__WORK TO DO__
Without the images, write out all of the following entries exactly.

__DATA__
#####

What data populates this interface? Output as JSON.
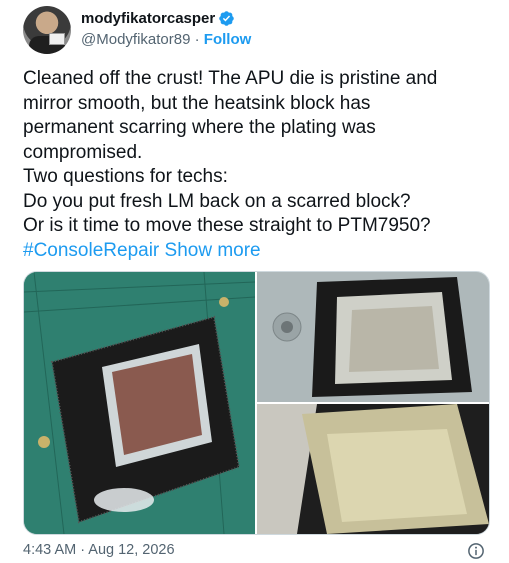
{
  "author": {
    "display_name": "modyfikatorcasper",
    "handle": "@Modyfikator89",
    "separator": " · ",
    "follow_label": "Follow",
    "verified": true
  },
  "tweet": {
    "text": "Cleaned off the crust! The APU die is pristine and\nmirror smooth, but the heatsink block has\npermanent scarring where the plating was\ncompromised.\nTwo questions for techs:\nDo you put fresh LM back on a scarred block?\nOr is it time to move these straight to PTM7950?\n",
    "hashtag": "#ConsoleRepair",
    "show_more": " Show more"
  },
  "media": {
    "images": [
      "apu-die-on-board-photo",
      "heatsink-block-photo",
      "heatsink-scarring-closeup-photo"
    ]
  },
  "footer": {
    "timestamp": "4:43 AM · Aug 12, 2026",
    "info_icon": "info-icon"
  },
  "colors": {
    "accent": "#1d9bf0",
    "secondary_text": "#536471",
    "text": "#0f1419"
  }
}
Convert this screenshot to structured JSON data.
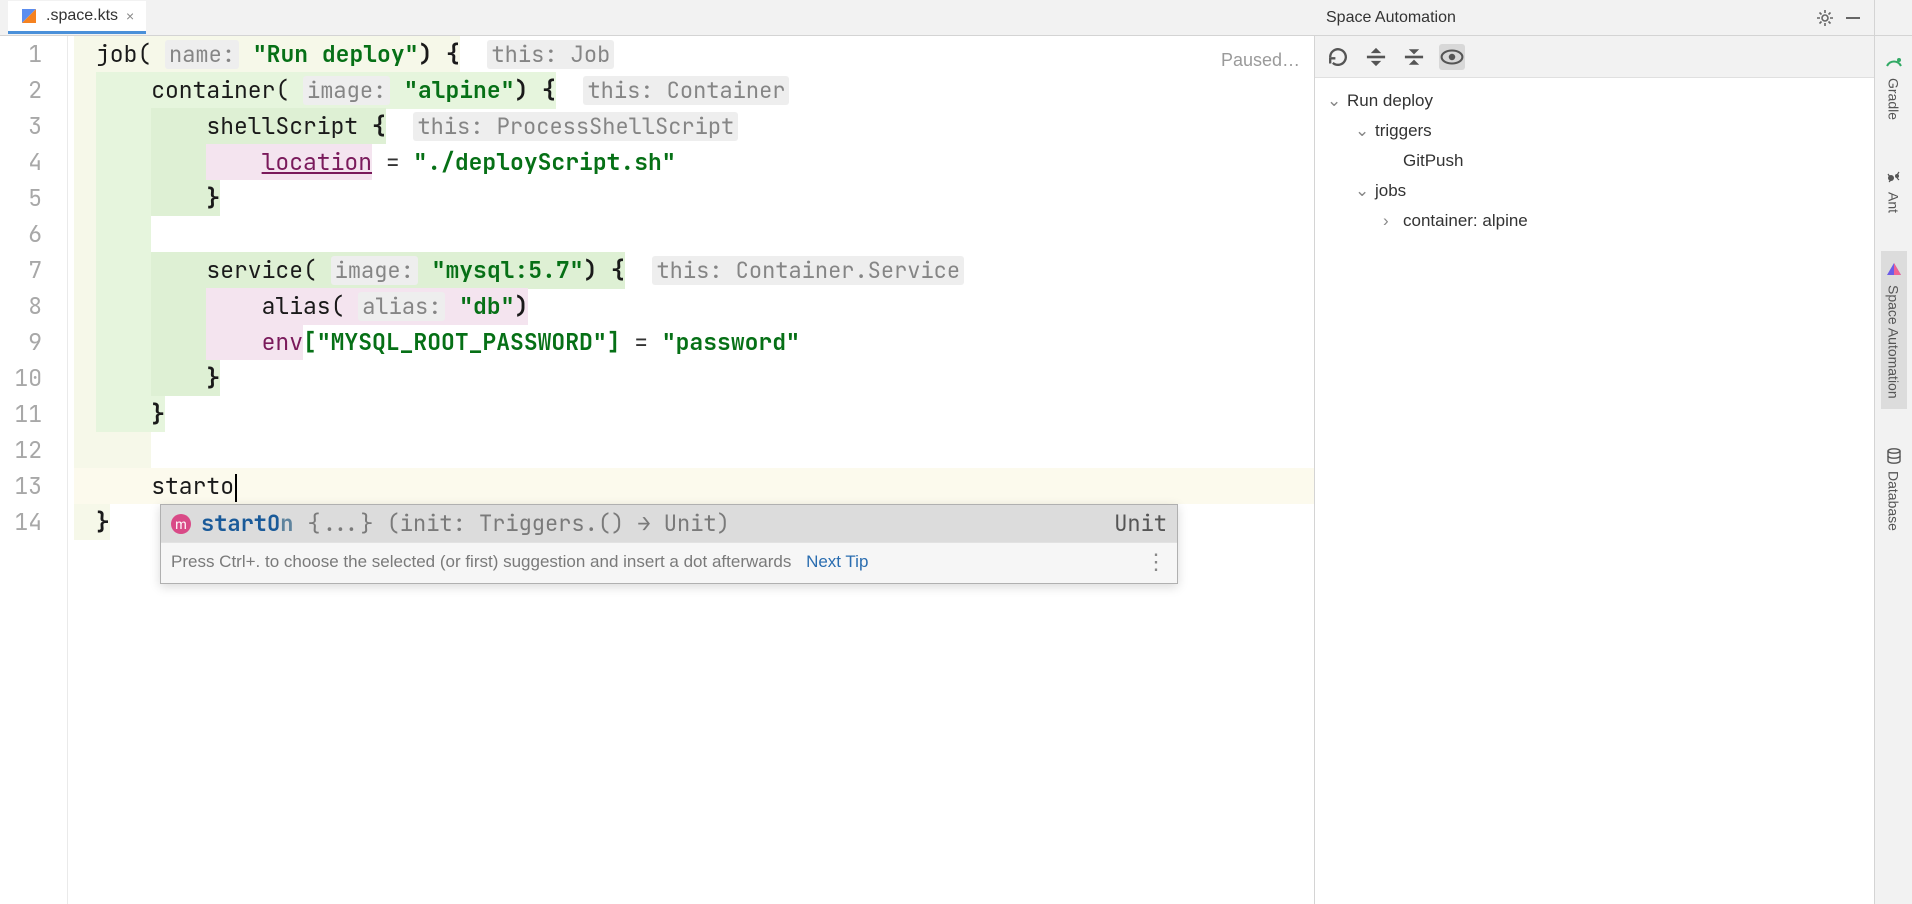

#####

__RESULT OF THIS TASK__
What data populates this interface? Output as JSON.
{
  "author": {
    "display_name": "modyfikatorcasper",
    "handle": "@Modyfikator89",
    "separator": " · ",
    "follow_label": "Follow",
    "verified": true
  },
  "tweet": {
    "text": "Cleaned off the crust! The APU die is pristine and\nmirror smooth, but the heatsink block has\npermanent scarring where the plating was\ncompromised.\nTwo questions for techs:\nDo you put fresh LM back on a scarred block?\nOr is it time to move these straight to PTM7950?\n",
    "hashtag": "#ConsoleRepair",
    "show_more": " Show more"
  },
  "media": {
    "images": [
      "apu-die-on-board-photo",
      "heatsink-block-photo",
      "heatsink-scarring-closeup-photo"
    ]
  },
  "footer": {
    "timestamp": "4:43 AM · Aug 12, 2026",
    "info_icon": "info-icon"
  },
  "colors": {
    "accent": "#1d9bf0",
    "secondary_text": "#536471",
    "text": "#0f1419"
  }
}
Convert this screenshot to structured JSON data.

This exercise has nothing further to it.